## Exercise
Locate the word "your" in the entries below, then gather every line that holds it.

## Given entries
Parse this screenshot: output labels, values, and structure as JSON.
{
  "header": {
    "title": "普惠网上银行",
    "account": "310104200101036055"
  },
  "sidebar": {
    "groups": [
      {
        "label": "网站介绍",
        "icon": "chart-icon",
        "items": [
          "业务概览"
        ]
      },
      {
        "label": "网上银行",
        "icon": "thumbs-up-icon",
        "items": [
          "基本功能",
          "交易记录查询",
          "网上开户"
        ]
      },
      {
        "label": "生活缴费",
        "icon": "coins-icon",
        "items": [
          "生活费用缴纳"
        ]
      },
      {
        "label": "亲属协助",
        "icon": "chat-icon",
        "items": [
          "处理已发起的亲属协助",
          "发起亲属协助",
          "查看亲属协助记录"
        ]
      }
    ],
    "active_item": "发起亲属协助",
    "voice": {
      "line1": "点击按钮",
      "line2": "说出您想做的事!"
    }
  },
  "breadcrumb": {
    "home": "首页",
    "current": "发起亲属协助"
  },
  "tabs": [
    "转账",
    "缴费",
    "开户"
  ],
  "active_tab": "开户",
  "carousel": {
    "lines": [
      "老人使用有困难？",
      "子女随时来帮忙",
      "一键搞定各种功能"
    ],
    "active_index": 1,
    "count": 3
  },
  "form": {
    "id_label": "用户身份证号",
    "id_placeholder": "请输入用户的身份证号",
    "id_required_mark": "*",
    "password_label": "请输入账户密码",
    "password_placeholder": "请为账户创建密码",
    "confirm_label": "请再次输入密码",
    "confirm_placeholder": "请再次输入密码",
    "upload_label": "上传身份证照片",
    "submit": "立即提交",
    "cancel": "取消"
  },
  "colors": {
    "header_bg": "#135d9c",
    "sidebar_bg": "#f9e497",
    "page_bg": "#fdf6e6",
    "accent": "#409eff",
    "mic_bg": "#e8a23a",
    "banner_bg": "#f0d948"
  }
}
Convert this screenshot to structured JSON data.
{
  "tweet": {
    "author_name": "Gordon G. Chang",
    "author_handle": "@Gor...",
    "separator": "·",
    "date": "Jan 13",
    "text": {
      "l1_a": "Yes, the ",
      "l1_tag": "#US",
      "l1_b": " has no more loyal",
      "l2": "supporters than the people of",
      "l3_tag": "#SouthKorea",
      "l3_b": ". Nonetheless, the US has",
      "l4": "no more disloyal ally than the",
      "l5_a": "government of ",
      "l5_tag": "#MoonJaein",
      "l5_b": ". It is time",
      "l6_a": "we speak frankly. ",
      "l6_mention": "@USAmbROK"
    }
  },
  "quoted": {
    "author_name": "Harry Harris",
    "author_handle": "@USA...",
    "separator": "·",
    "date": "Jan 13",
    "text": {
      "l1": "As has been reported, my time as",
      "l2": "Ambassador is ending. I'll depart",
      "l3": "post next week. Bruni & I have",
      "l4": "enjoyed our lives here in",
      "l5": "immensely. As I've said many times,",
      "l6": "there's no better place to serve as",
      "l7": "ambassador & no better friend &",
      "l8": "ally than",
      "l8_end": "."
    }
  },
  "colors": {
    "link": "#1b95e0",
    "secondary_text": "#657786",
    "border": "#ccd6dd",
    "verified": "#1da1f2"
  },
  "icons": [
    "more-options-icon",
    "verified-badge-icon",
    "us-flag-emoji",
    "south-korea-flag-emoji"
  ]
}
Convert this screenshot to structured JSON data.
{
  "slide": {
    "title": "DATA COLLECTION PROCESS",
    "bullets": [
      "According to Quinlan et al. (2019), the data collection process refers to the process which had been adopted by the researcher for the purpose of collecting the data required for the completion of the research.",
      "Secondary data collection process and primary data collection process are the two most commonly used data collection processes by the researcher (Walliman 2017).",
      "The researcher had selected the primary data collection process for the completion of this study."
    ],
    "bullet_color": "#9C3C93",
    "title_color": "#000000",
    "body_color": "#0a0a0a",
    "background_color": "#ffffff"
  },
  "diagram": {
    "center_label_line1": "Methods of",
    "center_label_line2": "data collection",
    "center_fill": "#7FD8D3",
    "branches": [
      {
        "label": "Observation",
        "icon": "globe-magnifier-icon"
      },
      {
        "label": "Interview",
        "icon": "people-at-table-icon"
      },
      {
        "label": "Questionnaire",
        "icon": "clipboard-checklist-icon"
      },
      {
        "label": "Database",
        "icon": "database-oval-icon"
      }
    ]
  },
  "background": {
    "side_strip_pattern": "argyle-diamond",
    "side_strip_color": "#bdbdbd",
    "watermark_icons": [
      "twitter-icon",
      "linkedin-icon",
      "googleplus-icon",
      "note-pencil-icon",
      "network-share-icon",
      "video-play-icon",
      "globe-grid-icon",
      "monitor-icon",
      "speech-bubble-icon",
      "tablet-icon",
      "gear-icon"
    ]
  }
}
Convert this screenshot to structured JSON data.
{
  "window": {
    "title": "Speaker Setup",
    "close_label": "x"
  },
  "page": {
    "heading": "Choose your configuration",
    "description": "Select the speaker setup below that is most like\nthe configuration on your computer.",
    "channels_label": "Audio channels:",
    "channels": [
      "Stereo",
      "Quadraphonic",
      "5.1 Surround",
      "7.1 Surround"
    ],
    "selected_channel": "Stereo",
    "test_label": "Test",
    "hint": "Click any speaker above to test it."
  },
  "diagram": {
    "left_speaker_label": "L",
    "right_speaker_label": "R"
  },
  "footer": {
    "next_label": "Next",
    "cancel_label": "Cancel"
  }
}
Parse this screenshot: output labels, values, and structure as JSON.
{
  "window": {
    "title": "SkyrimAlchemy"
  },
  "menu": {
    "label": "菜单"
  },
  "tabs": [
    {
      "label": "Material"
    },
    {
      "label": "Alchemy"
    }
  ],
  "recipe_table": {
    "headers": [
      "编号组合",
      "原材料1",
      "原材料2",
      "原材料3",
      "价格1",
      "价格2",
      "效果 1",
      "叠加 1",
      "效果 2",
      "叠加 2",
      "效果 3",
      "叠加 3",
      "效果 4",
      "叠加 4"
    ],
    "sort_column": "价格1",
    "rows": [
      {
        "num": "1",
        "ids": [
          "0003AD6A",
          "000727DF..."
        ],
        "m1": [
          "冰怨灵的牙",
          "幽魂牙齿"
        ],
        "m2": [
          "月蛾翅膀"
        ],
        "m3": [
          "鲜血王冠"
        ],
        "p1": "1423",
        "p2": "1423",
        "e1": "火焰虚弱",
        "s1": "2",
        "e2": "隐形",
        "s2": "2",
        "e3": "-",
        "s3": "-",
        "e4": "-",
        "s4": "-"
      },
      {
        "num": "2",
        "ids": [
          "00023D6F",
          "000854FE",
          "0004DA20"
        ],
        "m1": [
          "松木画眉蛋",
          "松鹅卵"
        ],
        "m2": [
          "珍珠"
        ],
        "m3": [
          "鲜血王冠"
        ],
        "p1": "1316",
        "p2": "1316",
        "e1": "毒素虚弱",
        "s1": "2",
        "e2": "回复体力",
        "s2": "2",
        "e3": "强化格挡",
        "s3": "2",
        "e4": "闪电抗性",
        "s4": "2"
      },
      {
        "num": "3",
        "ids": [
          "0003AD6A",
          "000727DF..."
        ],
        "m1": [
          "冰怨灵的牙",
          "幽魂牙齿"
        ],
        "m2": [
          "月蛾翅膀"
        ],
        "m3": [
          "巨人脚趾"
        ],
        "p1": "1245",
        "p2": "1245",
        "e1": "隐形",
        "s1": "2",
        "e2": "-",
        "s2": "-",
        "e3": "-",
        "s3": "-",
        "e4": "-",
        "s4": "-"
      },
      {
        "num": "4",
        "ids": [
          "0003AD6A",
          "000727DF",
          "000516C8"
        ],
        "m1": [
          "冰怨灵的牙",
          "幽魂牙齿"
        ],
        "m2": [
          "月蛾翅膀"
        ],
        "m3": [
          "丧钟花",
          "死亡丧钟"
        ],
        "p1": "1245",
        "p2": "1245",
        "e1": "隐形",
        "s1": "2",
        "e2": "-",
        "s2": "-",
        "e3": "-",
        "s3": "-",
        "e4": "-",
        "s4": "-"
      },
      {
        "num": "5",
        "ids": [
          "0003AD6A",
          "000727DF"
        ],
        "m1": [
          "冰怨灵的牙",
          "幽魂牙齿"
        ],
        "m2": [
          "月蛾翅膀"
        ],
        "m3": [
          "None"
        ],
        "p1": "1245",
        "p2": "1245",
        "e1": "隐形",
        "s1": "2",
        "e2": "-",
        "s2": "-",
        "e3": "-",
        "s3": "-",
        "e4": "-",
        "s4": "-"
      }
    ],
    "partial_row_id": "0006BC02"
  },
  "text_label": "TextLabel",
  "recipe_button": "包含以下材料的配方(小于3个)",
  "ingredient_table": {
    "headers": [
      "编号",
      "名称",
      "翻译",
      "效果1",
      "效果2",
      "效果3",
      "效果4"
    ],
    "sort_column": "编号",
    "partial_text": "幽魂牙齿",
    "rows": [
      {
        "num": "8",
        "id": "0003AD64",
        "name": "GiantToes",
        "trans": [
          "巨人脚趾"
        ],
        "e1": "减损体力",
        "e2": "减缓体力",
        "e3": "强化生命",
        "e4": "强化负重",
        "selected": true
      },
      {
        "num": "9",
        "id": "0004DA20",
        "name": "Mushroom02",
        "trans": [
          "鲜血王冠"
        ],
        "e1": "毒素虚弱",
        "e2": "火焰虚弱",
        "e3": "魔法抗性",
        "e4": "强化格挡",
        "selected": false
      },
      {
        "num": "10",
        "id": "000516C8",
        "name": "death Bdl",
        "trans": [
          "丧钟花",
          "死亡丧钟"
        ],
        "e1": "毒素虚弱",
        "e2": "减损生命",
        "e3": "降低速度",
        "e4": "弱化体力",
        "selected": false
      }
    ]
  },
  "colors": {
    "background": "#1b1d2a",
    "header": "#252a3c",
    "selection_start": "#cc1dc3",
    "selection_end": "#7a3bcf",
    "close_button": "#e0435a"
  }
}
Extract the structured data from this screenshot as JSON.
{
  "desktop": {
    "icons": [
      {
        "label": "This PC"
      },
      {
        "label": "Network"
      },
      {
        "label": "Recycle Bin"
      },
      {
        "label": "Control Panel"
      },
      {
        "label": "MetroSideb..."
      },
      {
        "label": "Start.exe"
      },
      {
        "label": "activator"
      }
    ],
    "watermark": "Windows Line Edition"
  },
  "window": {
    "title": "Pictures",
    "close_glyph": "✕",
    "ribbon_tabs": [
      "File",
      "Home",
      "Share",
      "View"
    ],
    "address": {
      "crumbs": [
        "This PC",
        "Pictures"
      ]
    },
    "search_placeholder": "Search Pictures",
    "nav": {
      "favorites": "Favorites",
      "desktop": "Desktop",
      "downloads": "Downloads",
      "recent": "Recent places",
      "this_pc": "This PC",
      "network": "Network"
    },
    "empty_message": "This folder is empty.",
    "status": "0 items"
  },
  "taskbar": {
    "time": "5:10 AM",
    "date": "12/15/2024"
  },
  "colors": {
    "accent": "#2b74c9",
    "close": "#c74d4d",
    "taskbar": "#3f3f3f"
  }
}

## Solution to this exercise
    "heading": "Choose your configuration",
    "description": "Select the speaker setup below that is most like\nthe configuration on your computer.",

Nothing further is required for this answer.